== REQUEST ==
Produce the listing below again, exactly as shown.

== DATASET EXTRACT ==
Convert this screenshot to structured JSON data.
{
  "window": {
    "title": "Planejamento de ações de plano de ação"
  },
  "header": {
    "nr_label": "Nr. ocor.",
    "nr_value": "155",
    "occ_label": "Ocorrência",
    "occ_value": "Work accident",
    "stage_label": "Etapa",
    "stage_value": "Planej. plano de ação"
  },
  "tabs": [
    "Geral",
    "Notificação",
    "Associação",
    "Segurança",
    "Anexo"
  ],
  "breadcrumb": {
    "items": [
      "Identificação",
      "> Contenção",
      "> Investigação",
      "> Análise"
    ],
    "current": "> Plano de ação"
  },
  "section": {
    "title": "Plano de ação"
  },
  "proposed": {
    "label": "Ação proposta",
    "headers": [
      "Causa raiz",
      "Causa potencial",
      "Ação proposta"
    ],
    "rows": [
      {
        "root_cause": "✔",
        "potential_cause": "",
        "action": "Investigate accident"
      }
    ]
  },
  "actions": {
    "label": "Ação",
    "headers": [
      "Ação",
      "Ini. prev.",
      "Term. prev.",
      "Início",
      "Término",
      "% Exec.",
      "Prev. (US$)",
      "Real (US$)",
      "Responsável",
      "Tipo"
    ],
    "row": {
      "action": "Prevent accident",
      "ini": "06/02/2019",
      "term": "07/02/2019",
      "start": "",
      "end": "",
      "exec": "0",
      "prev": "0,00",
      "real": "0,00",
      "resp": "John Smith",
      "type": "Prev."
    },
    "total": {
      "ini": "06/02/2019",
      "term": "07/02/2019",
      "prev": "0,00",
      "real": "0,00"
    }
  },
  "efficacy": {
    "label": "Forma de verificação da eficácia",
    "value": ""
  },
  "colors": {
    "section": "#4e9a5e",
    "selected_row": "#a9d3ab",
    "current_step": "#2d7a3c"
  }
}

== IN RESPONSE ==
Convert this screenshot to structured JSON data.
{
  "window": {
    "title": "Planejamento de ações de plano de ação"
  },
  "header": {
    "nr_label": "Nr. ocor.",
    "nr_value": "155",
    "occ_label": "Ocorrência",
    "occ_value": "Work accident",
    "stage_label": "Etapa",
    "stage_value": "Planej. plano de ação"
  },
  "tabs": [
    "Geral",
    "Notificação",
    "Associação",
    "Segurança",
    "Anexo"
  ],
  "breadcrumb": {
    "items": [
      "Identificação",
      "> Contenção",
      "> Investigação",
      "> Análise"
    ],
    "current": "> Plano de ação"
  },
  "section": {
    "title": "Plano de ação"
  },
  "proposed": {
    "label": "Ação proposta",
    "headers": [
      "Causa raiz",
      "Causa potencial",
      "Ação proposta"
    ],
    "rows": [
      {
        "root_cause": "✔",
        "potential_cause": "",
        "action": "Investigate accident"
      }
    ]
  },
  "actions": {
    "label": "Ação",
    "headers": [
      "Ação",
      "Ini. prev.",
      "Term. prev.",
      "Início",
      "Término",
      "% Exec.",
      "Prev. (US$)",
      "Real (US$)",
      "Responsável",
      "Tipo"
    ],
    "row": {
      "action": "Prevent accident",
      "ini": "06/02/2019",
      "term": "07/02/2019",
      "start": "",
      "end": "",
      "exec": "0",
      "prev": "0,00",
      "real": "0,00",
      "resp": "John Smith",
      "type": "Prev."
    },
    "total": {
      "ini": "06/02/2019",
      "term": "07/02/2019",
      "prev": "0,00",
      "real": "0,00"
    }
  },
  "efficacy": {
    "label": "Forma de verificação da eficácia",
    "value": ""
  },
  "colors": {
    "section": "#4e9a5e",
    "selected_row": "#a9d3ab",
    "current_step": "#2d7a3c"
  }
}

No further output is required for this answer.